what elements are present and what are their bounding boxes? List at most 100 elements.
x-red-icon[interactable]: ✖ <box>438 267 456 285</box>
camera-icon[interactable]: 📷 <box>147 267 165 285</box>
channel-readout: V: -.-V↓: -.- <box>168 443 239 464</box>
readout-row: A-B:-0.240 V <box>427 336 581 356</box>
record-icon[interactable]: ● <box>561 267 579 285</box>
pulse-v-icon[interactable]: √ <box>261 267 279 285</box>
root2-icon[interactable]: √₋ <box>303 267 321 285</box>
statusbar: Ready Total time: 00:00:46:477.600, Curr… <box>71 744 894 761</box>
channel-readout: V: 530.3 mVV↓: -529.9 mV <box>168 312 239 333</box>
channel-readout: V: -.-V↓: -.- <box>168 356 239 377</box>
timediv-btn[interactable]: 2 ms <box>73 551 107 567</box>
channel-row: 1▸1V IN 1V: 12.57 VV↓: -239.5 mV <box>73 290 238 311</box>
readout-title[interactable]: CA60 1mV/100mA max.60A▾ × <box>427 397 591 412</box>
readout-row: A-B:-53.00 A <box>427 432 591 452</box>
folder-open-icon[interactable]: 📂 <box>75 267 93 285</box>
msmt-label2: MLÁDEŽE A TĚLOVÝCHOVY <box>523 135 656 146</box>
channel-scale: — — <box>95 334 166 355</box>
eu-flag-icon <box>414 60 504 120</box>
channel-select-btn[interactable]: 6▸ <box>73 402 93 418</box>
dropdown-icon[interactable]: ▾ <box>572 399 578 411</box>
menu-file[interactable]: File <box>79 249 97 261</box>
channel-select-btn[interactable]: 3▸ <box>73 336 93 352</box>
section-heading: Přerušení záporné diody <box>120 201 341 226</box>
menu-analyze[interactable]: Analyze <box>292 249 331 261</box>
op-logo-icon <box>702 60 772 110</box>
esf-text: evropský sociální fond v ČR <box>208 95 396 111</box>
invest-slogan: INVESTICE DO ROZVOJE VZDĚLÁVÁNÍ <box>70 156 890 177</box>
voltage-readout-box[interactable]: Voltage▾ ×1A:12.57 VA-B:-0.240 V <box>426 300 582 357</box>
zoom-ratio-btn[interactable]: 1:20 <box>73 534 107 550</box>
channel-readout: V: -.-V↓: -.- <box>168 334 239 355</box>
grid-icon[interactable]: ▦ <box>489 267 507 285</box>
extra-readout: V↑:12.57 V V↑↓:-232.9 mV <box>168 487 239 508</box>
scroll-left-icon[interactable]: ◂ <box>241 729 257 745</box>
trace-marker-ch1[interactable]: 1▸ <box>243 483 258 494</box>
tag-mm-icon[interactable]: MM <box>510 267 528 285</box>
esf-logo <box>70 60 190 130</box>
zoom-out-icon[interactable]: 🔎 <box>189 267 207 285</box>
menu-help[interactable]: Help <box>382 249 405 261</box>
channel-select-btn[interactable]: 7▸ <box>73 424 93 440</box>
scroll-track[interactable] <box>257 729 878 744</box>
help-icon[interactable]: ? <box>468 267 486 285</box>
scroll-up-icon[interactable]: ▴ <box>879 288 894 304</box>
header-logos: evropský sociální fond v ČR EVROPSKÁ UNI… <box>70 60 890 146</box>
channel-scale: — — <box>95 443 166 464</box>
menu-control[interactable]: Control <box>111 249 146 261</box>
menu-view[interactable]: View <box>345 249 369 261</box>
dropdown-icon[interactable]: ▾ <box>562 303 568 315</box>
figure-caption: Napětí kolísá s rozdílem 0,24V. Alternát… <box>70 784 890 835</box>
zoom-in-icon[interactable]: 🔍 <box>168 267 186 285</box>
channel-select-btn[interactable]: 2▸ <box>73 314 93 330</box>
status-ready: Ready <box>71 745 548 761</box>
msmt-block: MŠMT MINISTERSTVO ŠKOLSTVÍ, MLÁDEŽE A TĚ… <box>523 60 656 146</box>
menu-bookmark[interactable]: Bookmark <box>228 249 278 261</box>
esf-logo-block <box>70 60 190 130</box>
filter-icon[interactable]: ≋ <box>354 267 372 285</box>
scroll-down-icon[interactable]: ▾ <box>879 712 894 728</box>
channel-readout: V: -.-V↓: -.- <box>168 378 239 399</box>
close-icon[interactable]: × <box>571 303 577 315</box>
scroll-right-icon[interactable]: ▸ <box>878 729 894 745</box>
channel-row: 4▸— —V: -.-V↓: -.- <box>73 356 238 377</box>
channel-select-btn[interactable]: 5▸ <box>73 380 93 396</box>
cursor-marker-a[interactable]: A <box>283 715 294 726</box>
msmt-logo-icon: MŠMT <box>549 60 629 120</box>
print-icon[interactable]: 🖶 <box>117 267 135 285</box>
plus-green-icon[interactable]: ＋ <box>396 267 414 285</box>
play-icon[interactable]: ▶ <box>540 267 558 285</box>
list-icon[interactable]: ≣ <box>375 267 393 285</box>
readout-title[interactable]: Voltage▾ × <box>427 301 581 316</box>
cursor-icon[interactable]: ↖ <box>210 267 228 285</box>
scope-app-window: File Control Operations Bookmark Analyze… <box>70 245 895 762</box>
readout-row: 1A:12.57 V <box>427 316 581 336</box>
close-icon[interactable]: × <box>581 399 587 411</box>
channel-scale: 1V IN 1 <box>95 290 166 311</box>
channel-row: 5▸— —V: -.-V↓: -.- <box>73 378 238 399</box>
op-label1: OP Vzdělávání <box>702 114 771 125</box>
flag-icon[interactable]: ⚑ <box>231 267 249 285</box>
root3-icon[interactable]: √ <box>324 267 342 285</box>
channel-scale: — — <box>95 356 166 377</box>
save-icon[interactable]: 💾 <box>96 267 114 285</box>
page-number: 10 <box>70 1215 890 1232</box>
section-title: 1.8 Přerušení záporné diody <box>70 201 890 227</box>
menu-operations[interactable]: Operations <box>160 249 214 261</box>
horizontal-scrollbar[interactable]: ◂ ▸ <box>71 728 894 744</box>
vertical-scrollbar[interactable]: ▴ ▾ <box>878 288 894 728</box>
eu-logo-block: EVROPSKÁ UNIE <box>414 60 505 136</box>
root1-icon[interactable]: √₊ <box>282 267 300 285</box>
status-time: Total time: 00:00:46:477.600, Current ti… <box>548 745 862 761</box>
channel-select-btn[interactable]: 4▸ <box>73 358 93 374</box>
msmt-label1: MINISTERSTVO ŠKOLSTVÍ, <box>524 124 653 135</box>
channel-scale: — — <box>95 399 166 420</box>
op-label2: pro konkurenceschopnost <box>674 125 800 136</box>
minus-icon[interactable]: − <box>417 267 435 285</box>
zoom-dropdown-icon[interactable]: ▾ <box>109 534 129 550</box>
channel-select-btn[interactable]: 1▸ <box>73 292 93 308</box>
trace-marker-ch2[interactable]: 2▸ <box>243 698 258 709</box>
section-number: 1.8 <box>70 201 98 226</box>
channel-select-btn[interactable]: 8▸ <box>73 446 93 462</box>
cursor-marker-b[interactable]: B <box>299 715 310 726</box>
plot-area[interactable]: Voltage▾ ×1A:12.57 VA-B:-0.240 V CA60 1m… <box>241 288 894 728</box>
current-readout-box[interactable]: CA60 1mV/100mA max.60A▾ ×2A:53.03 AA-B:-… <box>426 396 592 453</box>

════════════════════

### Requirements
Can you retype every one of the entries above exactly, line for line, without changing any character?

### Full solution
what elements are present and what are their bounding boxes? List at most 100 elements.
x-red-icon[interactable]: ✖ <box>438 267 456 285</box>
camera-icon[interactable]: 📷 <box>147 267 165 285</box>
channel-readout: V: -.-V↓: -.- <box>168 443 239 464</box>
readout-row: A-B:-0.240 V <box>427 336 581 356</box>
record-icon[interactable]: ● <box>561 267 579 285</box>
pulse-v-icon[interactable]: √ <box>261 267 279 285</box>
root2-icon[interactable]: √₋ <box>303 267 321 285</box>
statusbar: Ready Total time: 00:00:46:477.600, Curr… <box>71 744 894 761</box>
channel-readout: V: 530.3 mVV↓: -529.9 mV <box>168 312 239 333</box>
channel-readout: V: -.-V↓: -.- <box>168 356 239 377</box>
timediv-btn[interactable]: 2 ms <box>73 551 107 567</box>
channel-row: 1▸1V IN 1V: 12.57 VV↓: -239.5 mV <box>73 290 238 311</box>
readout-title[interactable]: CA60 1mV/100mA max.60A▾ × <box>427 397 591 412</box>
readout-row: A-B:-53.00 A <box>427 432 591 452</box>
folder-open-icon[interactable]: 📂 <box>75 267 93 285</box>
msmt-label2: MLÁDEŽE A TĚLOVÝCHOVY <box>523 135 656 146</box>
channel-scale: — — <box>95 334 166 355</box>
eu-flag-icon <box>414 60 504 120</box>
channel-select-btn[interactable]: 6▸ <box>73 402 93 418</box>
dropdown-icon[interactable]: ▾ <box>572 399 578 411</box>
menu-file[interactable]: File <box>79 249 97 261</box>
channel-select-btn[interactable]: 3▸ <box>73 336 93 352</box>
section-heading: Přerušení záporné diody <box>120 201 341 226</box>
menu-analyze[interactable]: Analyze <box>292 249 331 261</box>
op-logo-icon <box>702 60 772 110</box>
esf-text: evropský sociální fond v ČR <box>208 95 396 111</box>
invest-slogan: INVESTICE DO ROZVOJE VZDĚLÁVÁNÍ <box>70 156 890 177</box>
voltage-readout-box[interactable]: Voltage▾ ×1A:12.57 VA-B:-0.240 V <box>426 300 582 357</box>
zoom-ratio-btn[interactable]: 1:20 <box>73 534 107 550</box>
channel-readout: V: -.-V↓: -.- <box>168 334 239 355</box>
grid-icon[interactable]: ▦ <box>489 267 507 285</box>
extra-readout: V↑:12.57 V V↑↓:-232.9 mV <box>168 487 239 508</box>
scroll-left-icon[interactable]: ◂ <box>241 729 257 745</box>
trace-marker-ch1[interactable]: 1▸ <box>243 483 258 494</box>
tag-mm-icon[interactable]: MM <box>510 267 528 285</box>
esf-logo <box>70 60 190 130</box>
zoom-out-icon[interactable]: 🔎 <box>189 267 207 285</box>
menu-help[interactable]: Help <box>382 249 405 261</box>
channel-select-btn[interactable]: 7▸ <box>73 424 93 440</box>
scroll-track[interactable] <box>257 729 878 744</box>
help-icon[interactable]: ? <box>468 267 486 285</box>
scroll-up-icon[interactable]: ▴ <box>879 288 894 304</box>
header-logos: evropský sociální fond v ČR EVROPSKÁ UNI… <box>70 60 890 146</box>
channel-scale: — — <box>95 443 166 464</box>
menu-control[interactable]: Control <box>111 249 146 261</box>
menu-view[interactable]: View <box>345 249 369 261</box>
dropdown-icon[interactable]: ▾ <box>562 303 568 315</box>
figure-caption: Napětí kolísá s rozdílem 0,24V. Alternát… <box>70 784 890 835</box>
zoom-in-icon[interactable]: 🔍 <box>168 267 186 285</box>
channel-select-btn[interactable]: 2▸ <box>73 314 93 330</box>
status-ready: Ready <box>71 745 548 761</box>
msmt-block: MŠMT MINISTERSTVO ŠKOLSTVÍ, MLÁDEŽE A TĚ… <box>523 60 656 146</box>
menu-bookmark[interactable]: Bookmark <box>228 249 278 261</box>
esf-logo-block <box>70 60 190 130</box>
filter-icon[interactable]: ≋ <box>354 267 372 285</box>
scroll-down-icon[interactable]: ▾ <box>879 712 894 728</box>
channel-readout: V: -.-V↓: -.- <box>168 378 239 399</box>
close-icon[interactable]: × <box>571 303 577 315</box>
scroll-right-icon[interactable]: ▸ <box>878 729 894 745</box>
channel-row: 4▸— —V: -.-V↓: -.- <box>73 356 238 377</box>
channel-select-btn[interactable]: 5▸ <box>73 380 93 396</box>
cursor-marker-a[interactable]: A <box>283 715 294 726</box>
msmt-logo-icon: MŠMT <box>549 60 629 120</box>
print-icon[interactable]: 🖶 <box>117 267 135 285</box>
plus-green-icon[interactable]: ＋ <box>396 267 414 285</box>
play-icon[interactable]: ▶ <box>540 267 558 285</box>
list-icon[interactable]: ≣ <box>375 267 393 285</box>
readout-title[interactable]: Voltage▾ × <box>427 301 581 316</box>
cursor-icon[interactable]: ↖ <box>210 267 228 285</box>
scope-app-window: File Control Operations Bookmark Analyze… <box>70 245 895 762</box>
readout-row: 1A:12.57 V <box>427 316 581 336</box>
close-icon[interactable]: × <box>581 399 587 411</box>
channel-scale: 1V IN 1 <box>95 290 166 311</box>
channel-row: 5▸— —V: -.-V↓: -.- <box>73 378 238 399</box>
op-label1: OP Vzdělávání <box>702 114 771 125</box>
flag-icon[interactable]: ⚑ <box>231 267 249 285</box>
root3-icon[interactable]: √ <box>324 267 342 285</box>
channel-scale: — — <box>95 356 166 377</box>
save-icon[interactable]: 💾 <box>96 267 114 285</box>
page-number: 10 <box>70 1215 890 1232</box>
section-title: 1.8 Přerušení záporné diody <box>70 201 890 227</box>
menu-operations[interactable]: Operations <box>160 249 214 261</box>
horizontal-scrollbar[interactable]: ◂ ▸ <box>71 728 894 744</box>
vertical-scrollbar[interactable]: ▴ ▾ <box>878 288 894 728</box>
eu-logo-block: EVROPSKÁ UNIE <box>414 60 505 136</box>
root1-icon[interactable]: √₊ <box>282 267 300 285</box>
status-time: Total time: 00:00:46:477.600, Current ti… <box>548 745 862 761</box>
channel-select-btn[interactable]: 4▸ <box>73 358 93 374</box>
msmt-label1: MINISTERSTVO ŠKOLSTVÍ, <box>524 124 653 135</box>
channel-scale: — — <box>95 399 166 420</box>
op-label2: pro konkurenceschopnost <box>674 125 800 136</box>
minus-icon[interactable]: − <box>417 267 435 285</box>
zoom-dropdown-icon[interactable]: ▾ <box>109 534 129 550</box>
channel-select-btn[interactable]: 1▸ <box>73 292 93 308</box>
trace-marker-ch2[interactable]: 2▸ <box>243 698 258 709</box>
section-number: 1.8 <box>70 201 98 226</box>
channel-select-btn[interactable]: 8▸ <box>73 446 93 462</box>
cursor-marker-b[interactable]: B <box>299 715 310 726</box>
plot-area[interactable]: Voltage▾ ×1A:12.57 VA-B:-0.240 V CA60 1m… <box>241 288 894 728</box>
current-readout-box[interactable]: CA60 1mV/100mA max.60A▾ ×2A:53.03 AA-B:-… <box>426 396 592 453</box>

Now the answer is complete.